▶ PROBLEM DETAILS: Return the listing word for word, as given.

## BEGIN PROVIDED RECORDS

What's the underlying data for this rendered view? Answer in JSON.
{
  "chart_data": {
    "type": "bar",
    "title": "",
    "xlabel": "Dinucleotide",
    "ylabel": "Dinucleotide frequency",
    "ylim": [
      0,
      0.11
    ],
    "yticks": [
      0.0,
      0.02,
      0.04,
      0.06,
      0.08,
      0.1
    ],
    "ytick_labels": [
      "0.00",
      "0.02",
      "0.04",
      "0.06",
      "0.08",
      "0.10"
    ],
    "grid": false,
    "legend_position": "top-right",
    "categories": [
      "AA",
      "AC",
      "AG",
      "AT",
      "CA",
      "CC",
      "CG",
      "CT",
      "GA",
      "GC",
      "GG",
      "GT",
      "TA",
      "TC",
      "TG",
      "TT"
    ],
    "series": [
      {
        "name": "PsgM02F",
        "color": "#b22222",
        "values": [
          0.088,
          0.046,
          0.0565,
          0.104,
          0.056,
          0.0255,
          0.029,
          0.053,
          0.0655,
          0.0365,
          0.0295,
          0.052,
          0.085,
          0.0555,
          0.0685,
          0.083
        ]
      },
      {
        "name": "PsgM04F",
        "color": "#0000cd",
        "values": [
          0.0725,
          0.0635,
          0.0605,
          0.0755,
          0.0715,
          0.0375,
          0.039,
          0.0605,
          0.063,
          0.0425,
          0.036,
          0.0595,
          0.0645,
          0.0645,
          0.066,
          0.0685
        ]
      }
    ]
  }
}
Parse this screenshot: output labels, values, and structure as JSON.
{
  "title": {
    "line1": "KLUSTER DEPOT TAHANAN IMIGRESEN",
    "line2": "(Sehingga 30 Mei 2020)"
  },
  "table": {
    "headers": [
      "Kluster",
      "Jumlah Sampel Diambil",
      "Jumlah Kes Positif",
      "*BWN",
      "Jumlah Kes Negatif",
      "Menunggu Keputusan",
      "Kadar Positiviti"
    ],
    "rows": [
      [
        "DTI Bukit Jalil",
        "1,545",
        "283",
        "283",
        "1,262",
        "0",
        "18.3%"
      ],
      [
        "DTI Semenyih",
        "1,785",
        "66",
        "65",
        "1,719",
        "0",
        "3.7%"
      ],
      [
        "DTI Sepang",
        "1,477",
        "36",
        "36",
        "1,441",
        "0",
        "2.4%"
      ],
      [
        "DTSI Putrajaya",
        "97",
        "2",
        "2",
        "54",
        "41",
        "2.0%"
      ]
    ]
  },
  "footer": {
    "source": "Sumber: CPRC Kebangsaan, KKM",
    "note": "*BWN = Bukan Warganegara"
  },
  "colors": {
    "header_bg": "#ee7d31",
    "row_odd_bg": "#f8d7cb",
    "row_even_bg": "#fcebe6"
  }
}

## END PROVIDED RECORDS

▶ EXPECTED ANSWER:
What's the underlying data for this rendered view? Answer in JSON.
{
  "chart_data": {
    "type": "bar",
    "title": "",
    "xlabel": "Dinucleotide",
    "ylabel": "Dinucleotide frequency",
    "ylim": [
      0,
      0.11
    ],
    "yticks": [
      0.0,
      0.02,
      0.04,
      0.06,
      0.08,
      0.1
    ],
    "ytick_labels": [
      "0.00",
      "0.02",
      "0.04",
      "0.06",
      "0.08",
      "0.10"
    ],
    "grid": false,
    "legend_position": "top-right",
    "categories": [
      "AA",
      "AC",
      "AG",
      "AT",
      "CA",
      "CC",
      "CG",
      "CT",
      "GA",
      "GC",
      "GG",
      "GT",
      "TA",
      "TC",
      "TG",
      "TT"
    ],
    "series": [
      {
        "name": "PsgM02F",
        "color": "#b22222",
        "values": [
          0.088,
          0.046,
          0.0565,
          0.104,
          0.056,
          0.0255,
          0.029,
          0.053,
          0.0655,
          0.0365,
          0.0295,
          0.052,
          0.085,
          0.0555,
          0.0685,
          0.083
        ]
      },
      {
        "name": "PsgM04F",
        "color": "#0000cd",
        "values": [
          0.0725,
          0.0635,
          0.0605,
          0.0755,
          0.0715,
          0.0375,
          0.039,
          0.0605,
          0.063,
          0.0425,
          0.036,
          0.0595,
          0.0645,
          0.0645,
          0.066,
          0.0685
        ]
      }
    ]
  }
}
Parse this screenshot: output labels, values, and structure as JSON.
{
  "title": {
    "line1": "KLUSTER DEPOT TAHANAN IMIGRESEN",
    "line2": "(Sehingga 30 Mei 2020)"
  },
  "table": {
    "headers": [
      "Kluster",
      "Jumlah Sampel Diambil",
      "Jumlah Kes Positif",
      "*BWN",
      "Jumlah Kes Negatif",
      "Menunggu Keputusan",
      "Kadar Positiviti"
    ],
    "rows": [
      [
        "DTI Bukit Jalil",
        "1,545",
        "283",
        "283",
        "1,262",
        "0",
        "18.3%"
      ],
      [
        "DTI Semenyih",
        "1,785",
        "66",
        "65",
        "1,719",
        "0",
        "3.7%"
      ],
      [
        "DTI Sepang",
        "1,477",
        "36",
        "36",
        "1,441",
        "0",
        "2.4%"
      ],
      [
        "DTSI Putrajaya",
        "97",
        "2",
        "2",
        "54",
        "41",
        "2.0%"
      ]
    ]
  },
  "footer": {
    "source": "Sumber: CPRC Kebangsaan, KKM",
    "note": "*BWN = Bukan Warganegara"
  },
  "colors": {
    "header_bg": "#ee7d31",
    "row_odd_bg": "#f8d7cb",
    "row_even_bg": "#fcebe6"
  }
}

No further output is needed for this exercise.